Instruction
Below are records; work out how many of their lines contain "screenshot" and give only that number.

"""

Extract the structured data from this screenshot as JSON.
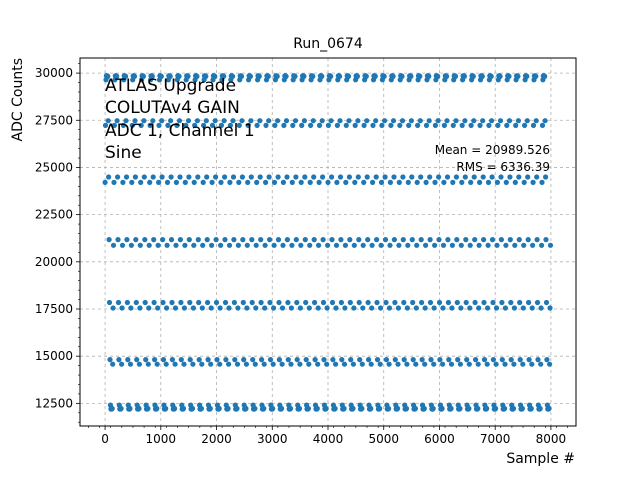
{
  "chart_data": {
    "type": "scatter",
    "title": "Run_0674",
    "xlabel": "Sample #",
    "ylabel": "ADC Counts",
    "xlim": [
      -450,
      8450
    ],
    "ylim": [
      11300,
      30800
    ],
    "xticks": [
      0,
      1000,
      2000,
      3000,
      4000,
      5000,
      6000,
      7000,
      8000
    ],
    "yticks": [
      12500,
      15000,
      17500,
      20000,
      22500,
      25000,
      27500,
      30000
    ],
    "grid": true,
    "grid_style": "dashed",
    "marker_color": "#1f77b4",
    "signal": {
      "shape": "sine, clipped at ADC saturation",
      "n_samples": 8000,
      "x_range": [
        0,
        7999
      ],
      "y_min": 12200,
      "y_max": 29850,
      "approx_period_samples": 160
    },
    "annotations": {
      "top_left": [
        "ATLAS Upgrade",
        "COLUTAv4 GAIN",
        "ADC 1, Channel 1",
        "Sine"
      ],
      "mean": "Mean = 20989.526",
      "rms": "RMS = 6336.39"
    }
  }
}
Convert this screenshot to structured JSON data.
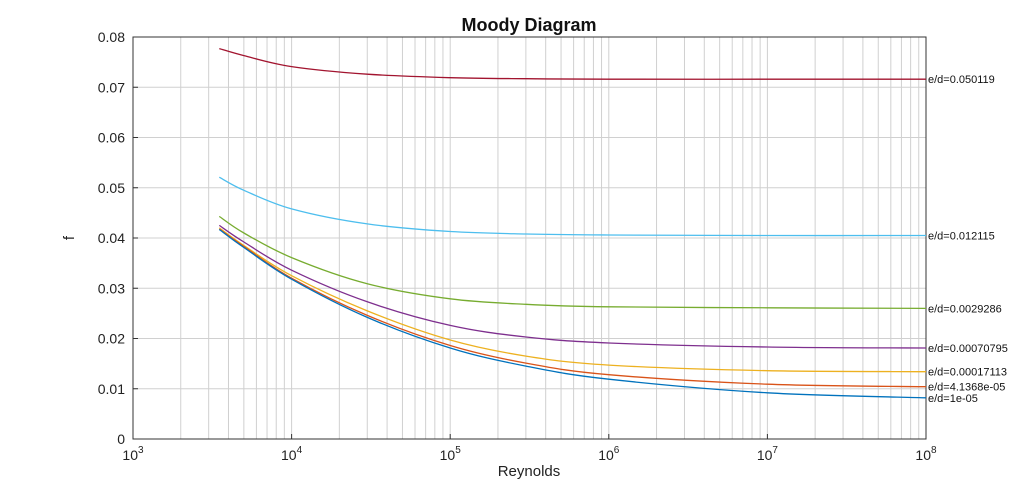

"""

Result below
2